* [PROBLEM] Tally the lines of the data that include the word "предприятием" and state the total, nothing else.

(Dataset excerpt)
★ ★ ★ ★ ★ ★ ★
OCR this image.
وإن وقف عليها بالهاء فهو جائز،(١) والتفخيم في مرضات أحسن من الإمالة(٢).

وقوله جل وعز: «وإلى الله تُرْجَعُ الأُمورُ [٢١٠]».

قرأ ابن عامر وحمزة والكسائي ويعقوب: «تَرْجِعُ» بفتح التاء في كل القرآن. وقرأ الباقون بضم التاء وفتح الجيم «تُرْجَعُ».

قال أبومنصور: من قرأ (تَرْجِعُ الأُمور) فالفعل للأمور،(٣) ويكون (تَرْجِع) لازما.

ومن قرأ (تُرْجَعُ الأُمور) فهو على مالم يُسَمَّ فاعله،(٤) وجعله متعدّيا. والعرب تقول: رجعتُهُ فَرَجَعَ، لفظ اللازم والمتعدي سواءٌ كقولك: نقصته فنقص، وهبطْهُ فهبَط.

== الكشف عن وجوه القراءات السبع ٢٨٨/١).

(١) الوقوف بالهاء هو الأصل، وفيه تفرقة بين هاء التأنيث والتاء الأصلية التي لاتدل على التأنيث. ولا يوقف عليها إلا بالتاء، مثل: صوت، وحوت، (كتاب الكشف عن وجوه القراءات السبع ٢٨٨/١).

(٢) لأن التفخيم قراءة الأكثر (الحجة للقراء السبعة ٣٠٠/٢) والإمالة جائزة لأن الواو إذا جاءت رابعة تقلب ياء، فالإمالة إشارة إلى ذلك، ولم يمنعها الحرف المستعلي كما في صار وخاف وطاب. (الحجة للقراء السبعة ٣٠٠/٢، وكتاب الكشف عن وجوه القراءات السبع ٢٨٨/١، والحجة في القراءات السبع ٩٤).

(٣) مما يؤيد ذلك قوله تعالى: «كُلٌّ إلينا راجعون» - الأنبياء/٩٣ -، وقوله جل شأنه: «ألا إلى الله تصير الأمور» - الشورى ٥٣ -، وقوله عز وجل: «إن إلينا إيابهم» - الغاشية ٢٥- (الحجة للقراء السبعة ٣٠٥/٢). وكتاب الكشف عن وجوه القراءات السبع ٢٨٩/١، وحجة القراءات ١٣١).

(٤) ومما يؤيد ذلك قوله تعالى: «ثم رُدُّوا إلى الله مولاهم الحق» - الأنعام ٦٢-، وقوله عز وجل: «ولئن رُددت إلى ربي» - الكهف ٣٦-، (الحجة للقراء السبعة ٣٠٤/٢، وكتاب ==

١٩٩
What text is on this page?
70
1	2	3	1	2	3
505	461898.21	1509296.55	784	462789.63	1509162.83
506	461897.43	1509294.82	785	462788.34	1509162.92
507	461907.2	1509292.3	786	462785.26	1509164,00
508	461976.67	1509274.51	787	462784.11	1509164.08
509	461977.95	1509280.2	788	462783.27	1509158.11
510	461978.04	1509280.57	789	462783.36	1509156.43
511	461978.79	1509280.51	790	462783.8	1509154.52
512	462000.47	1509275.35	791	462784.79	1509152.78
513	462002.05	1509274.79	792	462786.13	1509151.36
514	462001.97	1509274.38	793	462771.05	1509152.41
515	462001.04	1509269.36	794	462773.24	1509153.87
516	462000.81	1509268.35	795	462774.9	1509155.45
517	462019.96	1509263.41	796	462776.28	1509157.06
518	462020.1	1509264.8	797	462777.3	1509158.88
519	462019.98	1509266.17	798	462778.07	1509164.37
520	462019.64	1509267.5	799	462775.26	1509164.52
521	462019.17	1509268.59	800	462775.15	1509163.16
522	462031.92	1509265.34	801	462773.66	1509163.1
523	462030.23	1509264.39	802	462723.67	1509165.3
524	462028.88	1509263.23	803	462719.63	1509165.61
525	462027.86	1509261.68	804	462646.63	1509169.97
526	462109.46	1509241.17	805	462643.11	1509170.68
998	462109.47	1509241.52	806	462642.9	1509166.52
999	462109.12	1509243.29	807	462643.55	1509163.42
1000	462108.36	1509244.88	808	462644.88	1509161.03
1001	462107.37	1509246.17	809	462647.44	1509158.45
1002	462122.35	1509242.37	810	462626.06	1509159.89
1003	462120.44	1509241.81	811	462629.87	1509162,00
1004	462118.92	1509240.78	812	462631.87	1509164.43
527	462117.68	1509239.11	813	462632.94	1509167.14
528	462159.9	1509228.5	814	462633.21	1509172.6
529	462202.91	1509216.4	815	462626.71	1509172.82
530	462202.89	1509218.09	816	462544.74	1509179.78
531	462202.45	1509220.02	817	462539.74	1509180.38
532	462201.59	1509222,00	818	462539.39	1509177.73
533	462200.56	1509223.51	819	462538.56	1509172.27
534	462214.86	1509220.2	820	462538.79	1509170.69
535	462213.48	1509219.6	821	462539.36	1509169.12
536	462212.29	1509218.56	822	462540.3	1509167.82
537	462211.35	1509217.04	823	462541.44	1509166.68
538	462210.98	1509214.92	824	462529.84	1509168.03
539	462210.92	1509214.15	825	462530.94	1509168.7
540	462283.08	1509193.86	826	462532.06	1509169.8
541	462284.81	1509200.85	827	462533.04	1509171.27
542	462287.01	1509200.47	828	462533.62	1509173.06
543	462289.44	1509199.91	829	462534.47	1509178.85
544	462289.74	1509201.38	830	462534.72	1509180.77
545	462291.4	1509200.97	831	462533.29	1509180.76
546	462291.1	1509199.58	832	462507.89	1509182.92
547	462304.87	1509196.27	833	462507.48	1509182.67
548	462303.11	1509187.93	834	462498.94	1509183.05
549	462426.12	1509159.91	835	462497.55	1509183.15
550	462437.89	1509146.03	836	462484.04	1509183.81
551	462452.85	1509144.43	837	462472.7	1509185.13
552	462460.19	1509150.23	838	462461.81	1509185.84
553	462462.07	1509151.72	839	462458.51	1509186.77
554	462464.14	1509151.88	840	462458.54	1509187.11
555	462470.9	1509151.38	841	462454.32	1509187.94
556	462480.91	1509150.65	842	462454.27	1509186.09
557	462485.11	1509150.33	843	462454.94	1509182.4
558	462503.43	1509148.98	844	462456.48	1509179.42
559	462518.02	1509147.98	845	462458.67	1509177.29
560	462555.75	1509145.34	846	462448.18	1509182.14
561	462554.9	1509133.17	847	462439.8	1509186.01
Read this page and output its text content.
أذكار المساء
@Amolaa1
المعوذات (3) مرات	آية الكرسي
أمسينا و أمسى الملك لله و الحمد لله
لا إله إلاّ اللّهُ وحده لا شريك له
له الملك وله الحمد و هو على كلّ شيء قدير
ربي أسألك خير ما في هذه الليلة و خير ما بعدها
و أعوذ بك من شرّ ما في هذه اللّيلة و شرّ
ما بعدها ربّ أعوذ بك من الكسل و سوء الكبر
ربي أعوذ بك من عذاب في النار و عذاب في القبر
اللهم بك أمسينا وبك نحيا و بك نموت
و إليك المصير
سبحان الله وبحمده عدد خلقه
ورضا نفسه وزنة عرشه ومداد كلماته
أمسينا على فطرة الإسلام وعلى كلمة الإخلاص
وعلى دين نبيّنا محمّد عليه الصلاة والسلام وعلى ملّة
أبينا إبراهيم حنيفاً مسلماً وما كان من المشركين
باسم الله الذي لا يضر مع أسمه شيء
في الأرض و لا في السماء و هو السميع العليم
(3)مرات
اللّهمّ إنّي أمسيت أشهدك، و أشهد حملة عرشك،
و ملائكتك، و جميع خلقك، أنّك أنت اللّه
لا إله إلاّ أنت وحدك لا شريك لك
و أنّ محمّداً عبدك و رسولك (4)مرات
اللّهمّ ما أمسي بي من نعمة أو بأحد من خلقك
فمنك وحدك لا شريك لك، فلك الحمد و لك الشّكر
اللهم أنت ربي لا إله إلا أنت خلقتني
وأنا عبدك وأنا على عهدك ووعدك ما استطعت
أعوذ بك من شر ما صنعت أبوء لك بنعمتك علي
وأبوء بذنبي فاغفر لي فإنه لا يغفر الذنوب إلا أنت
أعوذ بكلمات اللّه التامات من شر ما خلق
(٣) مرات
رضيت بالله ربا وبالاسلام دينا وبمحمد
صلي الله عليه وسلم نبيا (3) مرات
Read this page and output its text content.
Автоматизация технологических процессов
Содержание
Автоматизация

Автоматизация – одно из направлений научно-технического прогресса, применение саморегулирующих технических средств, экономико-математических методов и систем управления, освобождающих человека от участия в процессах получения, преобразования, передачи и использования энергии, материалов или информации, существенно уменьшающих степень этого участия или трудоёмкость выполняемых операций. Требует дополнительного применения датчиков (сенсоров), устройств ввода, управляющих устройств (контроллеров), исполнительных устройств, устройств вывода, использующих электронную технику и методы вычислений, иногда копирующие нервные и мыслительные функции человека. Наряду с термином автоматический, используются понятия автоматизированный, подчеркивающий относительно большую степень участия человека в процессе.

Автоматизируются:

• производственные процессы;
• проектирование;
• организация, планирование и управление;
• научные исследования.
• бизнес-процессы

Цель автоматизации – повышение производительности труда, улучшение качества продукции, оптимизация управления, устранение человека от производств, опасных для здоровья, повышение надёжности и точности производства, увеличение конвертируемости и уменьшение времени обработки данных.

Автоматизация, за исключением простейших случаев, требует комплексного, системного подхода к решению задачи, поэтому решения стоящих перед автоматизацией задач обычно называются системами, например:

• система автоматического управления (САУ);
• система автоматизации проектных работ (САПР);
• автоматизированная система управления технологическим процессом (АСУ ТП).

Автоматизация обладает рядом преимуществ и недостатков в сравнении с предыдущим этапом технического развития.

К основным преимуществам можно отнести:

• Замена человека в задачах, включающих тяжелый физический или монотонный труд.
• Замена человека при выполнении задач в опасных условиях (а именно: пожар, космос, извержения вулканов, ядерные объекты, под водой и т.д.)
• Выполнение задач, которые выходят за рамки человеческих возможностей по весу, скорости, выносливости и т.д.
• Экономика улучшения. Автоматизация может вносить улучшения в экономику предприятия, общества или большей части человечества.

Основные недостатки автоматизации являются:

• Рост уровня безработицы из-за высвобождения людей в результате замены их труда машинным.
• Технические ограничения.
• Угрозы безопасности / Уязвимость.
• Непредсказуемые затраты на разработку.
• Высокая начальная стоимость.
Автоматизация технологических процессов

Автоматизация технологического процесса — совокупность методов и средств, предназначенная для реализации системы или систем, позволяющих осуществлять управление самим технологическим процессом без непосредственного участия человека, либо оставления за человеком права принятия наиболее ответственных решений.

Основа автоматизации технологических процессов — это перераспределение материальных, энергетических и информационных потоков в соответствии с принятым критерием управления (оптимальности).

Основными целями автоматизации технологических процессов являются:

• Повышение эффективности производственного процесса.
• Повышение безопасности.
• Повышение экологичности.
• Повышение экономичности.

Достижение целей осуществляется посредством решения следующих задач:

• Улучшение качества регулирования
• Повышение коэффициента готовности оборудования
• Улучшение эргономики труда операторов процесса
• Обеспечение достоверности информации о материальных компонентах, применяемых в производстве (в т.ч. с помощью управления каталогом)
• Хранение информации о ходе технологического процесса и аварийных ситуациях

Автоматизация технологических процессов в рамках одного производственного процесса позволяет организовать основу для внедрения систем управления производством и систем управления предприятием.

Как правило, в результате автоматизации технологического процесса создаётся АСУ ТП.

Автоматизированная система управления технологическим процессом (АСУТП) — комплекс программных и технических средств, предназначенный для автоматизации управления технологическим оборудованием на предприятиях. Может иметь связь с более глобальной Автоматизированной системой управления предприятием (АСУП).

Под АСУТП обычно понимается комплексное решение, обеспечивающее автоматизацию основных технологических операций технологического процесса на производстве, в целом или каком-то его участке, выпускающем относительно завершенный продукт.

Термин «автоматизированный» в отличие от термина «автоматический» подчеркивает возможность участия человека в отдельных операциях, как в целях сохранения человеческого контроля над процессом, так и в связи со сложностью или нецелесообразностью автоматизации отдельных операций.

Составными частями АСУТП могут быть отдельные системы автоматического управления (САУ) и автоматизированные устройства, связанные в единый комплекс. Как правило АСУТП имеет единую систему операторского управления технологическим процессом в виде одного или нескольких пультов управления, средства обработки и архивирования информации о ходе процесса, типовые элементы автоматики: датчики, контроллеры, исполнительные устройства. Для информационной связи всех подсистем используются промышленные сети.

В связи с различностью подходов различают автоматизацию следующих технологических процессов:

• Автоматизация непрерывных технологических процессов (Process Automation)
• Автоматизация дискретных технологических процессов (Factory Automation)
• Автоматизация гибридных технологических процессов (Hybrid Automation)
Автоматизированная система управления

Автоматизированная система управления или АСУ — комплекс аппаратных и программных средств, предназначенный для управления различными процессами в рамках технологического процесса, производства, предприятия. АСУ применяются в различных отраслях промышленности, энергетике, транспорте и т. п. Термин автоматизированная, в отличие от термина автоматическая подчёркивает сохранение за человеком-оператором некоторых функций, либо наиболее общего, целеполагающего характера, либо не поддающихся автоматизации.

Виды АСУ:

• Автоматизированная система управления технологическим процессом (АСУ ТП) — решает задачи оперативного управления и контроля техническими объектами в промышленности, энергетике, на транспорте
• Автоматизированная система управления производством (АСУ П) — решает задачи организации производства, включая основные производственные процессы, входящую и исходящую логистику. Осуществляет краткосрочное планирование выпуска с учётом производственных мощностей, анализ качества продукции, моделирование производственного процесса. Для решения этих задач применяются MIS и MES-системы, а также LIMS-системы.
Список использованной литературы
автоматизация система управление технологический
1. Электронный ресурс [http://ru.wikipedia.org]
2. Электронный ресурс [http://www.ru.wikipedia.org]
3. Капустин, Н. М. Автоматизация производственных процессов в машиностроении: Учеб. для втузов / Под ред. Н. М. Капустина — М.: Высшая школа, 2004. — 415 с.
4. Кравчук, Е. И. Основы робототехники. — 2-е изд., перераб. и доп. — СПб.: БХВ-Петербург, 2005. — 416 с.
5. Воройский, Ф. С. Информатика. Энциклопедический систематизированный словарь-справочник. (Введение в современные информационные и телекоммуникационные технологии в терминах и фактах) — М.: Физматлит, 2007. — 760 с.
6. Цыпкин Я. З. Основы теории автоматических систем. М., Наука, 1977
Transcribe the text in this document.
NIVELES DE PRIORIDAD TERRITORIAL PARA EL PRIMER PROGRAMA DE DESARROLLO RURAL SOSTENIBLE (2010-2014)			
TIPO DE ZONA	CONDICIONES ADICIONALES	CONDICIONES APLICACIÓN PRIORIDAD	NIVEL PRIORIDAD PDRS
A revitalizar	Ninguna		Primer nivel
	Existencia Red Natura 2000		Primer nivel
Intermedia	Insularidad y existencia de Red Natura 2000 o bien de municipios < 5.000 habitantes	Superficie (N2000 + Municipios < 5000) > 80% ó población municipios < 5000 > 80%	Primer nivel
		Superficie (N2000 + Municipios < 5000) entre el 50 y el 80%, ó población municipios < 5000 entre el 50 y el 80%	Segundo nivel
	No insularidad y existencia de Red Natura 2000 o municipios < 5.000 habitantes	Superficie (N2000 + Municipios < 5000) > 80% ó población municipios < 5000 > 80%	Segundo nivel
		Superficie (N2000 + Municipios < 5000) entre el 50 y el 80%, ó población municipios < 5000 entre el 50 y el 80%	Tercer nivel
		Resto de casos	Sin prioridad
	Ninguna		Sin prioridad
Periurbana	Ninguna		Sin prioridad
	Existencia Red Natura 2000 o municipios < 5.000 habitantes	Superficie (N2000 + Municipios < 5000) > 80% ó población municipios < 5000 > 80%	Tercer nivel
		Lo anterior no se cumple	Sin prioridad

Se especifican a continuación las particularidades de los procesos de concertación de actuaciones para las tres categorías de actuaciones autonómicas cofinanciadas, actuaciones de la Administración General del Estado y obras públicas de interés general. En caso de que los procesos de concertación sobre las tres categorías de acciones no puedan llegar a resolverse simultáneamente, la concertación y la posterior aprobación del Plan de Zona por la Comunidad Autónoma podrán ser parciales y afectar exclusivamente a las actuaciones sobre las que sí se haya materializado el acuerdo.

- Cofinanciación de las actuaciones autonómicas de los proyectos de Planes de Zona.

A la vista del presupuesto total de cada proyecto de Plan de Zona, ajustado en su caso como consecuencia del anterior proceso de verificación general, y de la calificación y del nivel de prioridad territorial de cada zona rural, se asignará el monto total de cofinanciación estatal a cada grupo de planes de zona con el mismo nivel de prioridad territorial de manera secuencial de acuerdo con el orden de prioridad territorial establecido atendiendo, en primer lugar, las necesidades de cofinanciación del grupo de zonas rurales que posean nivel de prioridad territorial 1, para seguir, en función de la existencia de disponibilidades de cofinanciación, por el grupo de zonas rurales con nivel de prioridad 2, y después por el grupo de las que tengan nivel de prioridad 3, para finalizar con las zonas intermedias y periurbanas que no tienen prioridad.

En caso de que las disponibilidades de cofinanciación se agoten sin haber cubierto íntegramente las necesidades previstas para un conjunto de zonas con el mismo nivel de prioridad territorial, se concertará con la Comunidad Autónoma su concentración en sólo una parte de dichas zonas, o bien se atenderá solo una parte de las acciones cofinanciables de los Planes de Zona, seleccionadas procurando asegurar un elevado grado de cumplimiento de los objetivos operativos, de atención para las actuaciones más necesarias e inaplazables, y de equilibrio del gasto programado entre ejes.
★ ★ ★ ★ ★ ★ ★
* [RESPONSE TO THE EXERCISE] 2